══ SUPPLIED RECORDS

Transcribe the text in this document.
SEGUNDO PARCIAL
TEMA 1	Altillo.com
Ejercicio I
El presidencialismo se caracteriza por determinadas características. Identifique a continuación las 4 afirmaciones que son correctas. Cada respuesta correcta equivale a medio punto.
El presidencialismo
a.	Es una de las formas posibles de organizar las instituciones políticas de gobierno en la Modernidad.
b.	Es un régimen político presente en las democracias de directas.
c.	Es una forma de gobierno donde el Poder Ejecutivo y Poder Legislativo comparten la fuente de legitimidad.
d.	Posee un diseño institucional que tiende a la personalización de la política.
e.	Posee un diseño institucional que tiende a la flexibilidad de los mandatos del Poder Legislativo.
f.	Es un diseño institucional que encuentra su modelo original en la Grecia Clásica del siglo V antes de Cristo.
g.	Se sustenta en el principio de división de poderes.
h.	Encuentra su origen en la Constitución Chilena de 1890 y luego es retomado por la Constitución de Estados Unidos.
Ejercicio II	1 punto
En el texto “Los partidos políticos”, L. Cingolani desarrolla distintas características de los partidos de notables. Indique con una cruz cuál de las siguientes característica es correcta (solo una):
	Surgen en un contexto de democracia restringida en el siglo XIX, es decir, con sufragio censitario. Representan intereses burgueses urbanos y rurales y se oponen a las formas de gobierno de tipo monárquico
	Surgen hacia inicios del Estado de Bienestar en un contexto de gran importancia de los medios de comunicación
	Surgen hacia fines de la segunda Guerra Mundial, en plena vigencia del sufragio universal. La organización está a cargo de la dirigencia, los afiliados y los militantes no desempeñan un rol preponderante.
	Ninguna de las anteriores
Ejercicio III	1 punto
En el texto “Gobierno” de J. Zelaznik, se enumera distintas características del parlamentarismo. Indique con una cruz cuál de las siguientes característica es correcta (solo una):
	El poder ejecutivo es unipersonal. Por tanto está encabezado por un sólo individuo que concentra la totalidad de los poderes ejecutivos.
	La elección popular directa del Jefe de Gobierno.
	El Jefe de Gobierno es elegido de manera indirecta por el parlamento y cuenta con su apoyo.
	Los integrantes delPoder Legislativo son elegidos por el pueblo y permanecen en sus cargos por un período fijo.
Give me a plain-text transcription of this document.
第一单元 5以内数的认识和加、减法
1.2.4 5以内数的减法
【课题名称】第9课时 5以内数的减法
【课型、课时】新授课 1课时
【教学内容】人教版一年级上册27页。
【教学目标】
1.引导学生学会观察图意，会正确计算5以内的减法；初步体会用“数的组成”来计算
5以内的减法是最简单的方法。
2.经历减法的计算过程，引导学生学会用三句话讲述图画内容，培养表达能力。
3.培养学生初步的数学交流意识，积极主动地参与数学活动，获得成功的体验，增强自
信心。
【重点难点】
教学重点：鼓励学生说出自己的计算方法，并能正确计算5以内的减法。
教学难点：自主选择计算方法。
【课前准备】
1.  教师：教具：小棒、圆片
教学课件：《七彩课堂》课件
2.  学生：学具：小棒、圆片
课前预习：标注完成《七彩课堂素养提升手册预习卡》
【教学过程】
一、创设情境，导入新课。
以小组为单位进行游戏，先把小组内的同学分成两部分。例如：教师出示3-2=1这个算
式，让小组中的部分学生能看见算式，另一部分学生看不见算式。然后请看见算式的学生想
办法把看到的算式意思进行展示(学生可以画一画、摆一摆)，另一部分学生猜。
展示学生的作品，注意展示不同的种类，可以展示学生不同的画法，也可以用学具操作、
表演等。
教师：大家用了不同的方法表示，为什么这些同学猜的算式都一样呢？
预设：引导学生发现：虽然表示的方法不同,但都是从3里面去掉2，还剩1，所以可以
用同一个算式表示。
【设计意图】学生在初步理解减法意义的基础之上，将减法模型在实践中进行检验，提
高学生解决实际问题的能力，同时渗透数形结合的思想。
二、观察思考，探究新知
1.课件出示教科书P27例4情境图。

════

- [STATED PROBLEM]: The records above should be restated word for word, please.

- [WRITTEN RESPONSE]:
Transcribe the text in this document.
SEGUNDO PARCIAL
TEMA 1	Altillo.com
Ejercicio I
El presidencialismo se caracteriza por determinadas características. Identifique a continuación las 4 afirmaciones que son correctas. Cada respuesta correcta equivale a medio punto.
El presidencialismo
a.	Es una de las formas posibles de organizar las instituciones políticas de gobierno en la Modernidad.
b.	Es un régimen político presente en las democracias de directas.
c.	Es una forma de gobierno donde el Poder Ejecutivo y Poder Legislativo comparten la fuente de legitimidad.
d.	Posee un diseño institucional que tiende a la personalización de la política.
e.	Posee un diseño institucional que tiende a la flexibilidad de los mandatos del Poder Legislativo.
f.	Es un diseño institucional que encuentra su modelo original en la Grecia Clásica del siglo V antes de Cristo.
g.	Se sustenta en el principio de división de poderes.
h.	Encuentra su origen en la Constitución Chilena de 1890 y luego es retomado por la Constitución de Estados Unidos.
Ejercicio II	1 punto
En el texto “Los partidos políticos”, L. Cingolani desarrolla distintas características de los partidos de notables. Indique con una cruz cuál de las siguientes característica es correcta (solo una):
	Surgen en un contexto de democracia restringida en el siglo XIX, es decir, con sufragio censitario. Representan intereses burgueses urbanos y rurales y se oponen a las formas de gobierno de tipo monárquico
	Surgen hacia inicios del Estado de Bienestar en un contexto de gran importancia de los medios de comunicación
	Surgen hacia fines de la segunda Guerra Mundial, en plena vigencia del sufragio universal. La organización está a cargo de la dirigencia, los afiliados y los militantes no desempeñan un rol preponderante.
	Ninguna de las anteriores
Ejercicio III	1 punto
En el texto “Gobierno” de J. Zelaznik, se enumera distintas características del parlamentarismo. Indique con una cruz cuál de las siguientes característica es correcta (solo una):
	El poder ejecutivo es unipersonal. Por tanto está encabezado por un sólo individuo que concentra la totalidad de los poderes ejecutivos.
	La elección popular directa del Jefe de Gobierno.
	El Jefe de Gobierno es elegido de manera indirecta por el parlamento y cuenta con su apoyo.
	Los integrantes delPoder Legislativo son elegidos por el pueblo y permanecen en sus cargos por un período fijo.
Give me a plain-text transcription of this document.
第一单元 5以内数的认识和加、减法
1.2.4 5以内数的减法
【课题名称】第9课时 5以内数的减法
【课型、课时】新授课 1课时
【教学内容】人教版一年级上册27页。
【教学目标】
1.引导学生学会观察图意，会正确计算5以内的减法；初步体会用“数的组成”来计算
5以内的减法是最简单的方法。
2.经历减法的计算过程，引导学生学会用三句话讲述图画内容，培养表达能力。
3.培养学生初步的数学交流意识，积极主动地参与数学活动，获得成功的体验，增强自
信心。
【重点难点】
教学重点：鼓励学生说出自己的计算方法，并能正确计算5以内的减法。
教学难点：自主选择计算方法。
【课前准备】
1.  教师：教具：小棒、圆片
教学课件：《七彩课堂》课件
2.  学生：学具：小棒、圆片
课前预习：标注完成《七彩课堂素养提升手册预习卡》
【教学过程】
一、创设情境，导入新课。
以小组为单位进行游戏，先把小组内的同学分成两部分。例如：教师出示3-2=1这个算
式，让小组中的部分学生能看见算式，另一部分学生看不见算式。然后请看见算式的学生想
办法把看到的算式意思进行展示(学生可以画一画、摆一摆)，另一部分学生猜。
展示学生的作品，注意展示不同的种类，可以展示学生不同的画法，也可以用学具操作、
表演等。
教师：大家用了不同的方法表示，为什么这些同学猜的算式都一样呢？
预设：引导学生发现：虽然表示的方法不同,但都是从3里面去掉2，还剩1，所以可以
用同一个算式表示。
【设计意图】学生在初步理解减法意义的基础之上，将减法模型在实践中进行检验，提
高学生解决实际问题的能力，同时渗透数形结合的思想。
二、观察思考，探究新知
1.课件出示教科书P27例4情境图。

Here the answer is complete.